Work to do: Identify each line in the records below that contains the word "odors", and copy it.

Information shown:
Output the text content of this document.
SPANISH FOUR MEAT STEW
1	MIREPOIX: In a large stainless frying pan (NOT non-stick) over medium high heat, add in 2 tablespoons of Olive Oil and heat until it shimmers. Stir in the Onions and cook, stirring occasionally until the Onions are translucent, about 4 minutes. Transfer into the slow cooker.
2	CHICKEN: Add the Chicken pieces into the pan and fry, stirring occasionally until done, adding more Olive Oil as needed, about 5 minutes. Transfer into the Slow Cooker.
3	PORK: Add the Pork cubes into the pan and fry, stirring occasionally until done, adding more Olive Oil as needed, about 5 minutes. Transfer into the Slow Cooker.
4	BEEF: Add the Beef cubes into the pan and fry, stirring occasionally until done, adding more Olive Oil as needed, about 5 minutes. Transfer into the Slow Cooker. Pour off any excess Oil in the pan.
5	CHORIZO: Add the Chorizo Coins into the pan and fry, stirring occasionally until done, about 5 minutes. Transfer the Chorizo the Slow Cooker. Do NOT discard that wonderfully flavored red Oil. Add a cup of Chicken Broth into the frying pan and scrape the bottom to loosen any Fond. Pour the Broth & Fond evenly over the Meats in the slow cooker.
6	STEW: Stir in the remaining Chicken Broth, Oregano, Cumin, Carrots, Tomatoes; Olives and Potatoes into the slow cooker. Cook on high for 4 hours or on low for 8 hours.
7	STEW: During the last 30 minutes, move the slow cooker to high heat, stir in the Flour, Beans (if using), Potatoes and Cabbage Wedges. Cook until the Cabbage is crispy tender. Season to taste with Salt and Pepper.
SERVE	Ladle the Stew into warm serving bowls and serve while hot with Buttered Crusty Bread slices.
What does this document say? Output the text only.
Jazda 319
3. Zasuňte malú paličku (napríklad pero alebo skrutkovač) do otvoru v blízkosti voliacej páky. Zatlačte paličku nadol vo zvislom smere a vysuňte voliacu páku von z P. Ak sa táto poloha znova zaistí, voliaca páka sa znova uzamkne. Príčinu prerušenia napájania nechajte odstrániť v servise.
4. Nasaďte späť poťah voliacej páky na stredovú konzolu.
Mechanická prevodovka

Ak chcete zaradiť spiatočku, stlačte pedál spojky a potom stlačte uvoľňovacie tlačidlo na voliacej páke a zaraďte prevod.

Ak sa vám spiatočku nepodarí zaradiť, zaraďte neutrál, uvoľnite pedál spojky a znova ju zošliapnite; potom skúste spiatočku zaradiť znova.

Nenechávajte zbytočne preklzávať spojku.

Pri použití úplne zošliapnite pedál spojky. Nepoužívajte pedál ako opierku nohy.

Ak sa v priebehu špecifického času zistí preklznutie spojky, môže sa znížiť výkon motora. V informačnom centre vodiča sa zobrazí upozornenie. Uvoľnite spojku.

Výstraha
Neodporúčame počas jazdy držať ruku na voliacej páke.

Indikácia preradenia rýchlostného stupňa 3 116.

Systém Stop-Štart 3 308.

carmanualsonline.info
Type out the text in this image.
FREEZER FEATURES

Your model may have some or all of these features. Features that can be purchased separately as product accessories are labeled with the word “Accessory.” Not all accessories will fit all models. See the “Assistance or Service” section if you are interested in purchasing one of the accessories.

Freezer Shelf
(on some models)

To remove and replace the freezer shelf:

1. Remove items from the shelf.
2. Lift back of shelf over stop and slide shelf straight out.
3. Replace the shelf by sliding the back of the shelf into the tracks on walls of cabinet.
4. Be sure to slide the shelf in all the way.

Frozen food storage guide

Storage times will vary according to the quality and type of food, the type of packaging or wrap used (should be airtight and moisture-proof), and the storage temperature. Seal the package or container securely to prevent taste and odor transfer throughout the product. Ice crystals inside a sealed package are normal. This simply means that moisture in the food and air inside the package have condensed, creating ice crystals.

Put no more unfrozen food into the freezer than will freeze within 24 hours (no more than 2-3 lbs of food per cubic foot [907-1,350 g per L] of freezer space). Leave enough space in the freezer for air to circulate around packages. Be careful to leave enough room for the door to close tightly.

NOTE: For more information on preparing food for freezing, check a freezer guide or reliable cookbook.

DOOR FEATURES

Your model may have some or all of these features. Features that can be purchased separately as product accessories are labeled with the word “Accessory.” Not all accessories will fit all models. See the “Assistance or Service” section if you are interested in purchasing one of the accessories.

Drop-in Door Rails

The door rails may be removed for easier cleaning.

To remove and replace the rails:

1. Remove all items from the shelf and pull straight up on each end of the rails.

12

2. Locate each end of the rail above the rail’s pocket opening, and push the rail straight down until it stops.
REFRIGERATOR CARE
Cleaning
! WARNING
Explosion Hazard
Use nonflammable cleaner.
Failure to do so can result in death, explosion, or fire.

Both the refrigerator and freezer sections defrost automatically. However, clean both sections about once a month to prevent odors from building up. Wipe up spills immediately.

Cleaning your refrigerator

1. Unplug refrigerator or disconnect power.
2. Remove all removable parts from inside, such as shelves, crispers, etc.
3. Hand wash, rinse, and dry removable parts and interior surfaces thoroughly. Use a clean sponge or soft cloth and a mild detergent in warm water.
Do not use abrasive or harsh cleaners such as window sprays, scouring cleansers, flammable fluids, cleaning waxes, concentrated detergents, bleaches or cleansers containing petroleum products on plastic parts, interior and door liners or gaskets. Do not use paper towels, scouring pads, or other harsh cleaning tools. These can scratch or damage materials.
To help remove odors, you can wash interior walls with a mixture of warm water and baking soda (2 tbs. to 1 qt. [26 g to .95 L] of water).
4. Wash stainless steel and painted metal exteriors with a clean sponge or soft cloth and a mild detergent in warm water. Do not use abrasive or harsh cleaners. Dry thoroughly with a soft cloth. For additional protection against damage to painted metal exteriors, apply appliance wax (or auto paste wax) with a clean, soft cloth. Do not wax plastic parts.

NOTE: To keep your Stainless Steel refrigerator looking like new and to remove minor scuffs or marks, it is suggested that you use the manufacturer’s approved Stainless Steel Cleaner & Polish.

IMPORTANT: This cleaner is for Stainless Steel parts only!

Solution for this problem:
Both the refrigerator and freezer sections defrost automatically. However, clean both sections about once a month to prevent odors from building up. Wipe up spills immediately.
To help remove odors, you can wash interior walls with a mixture of warm water and baking soda (2 tbs. to 1 qt. [26 g to .95 L] of water).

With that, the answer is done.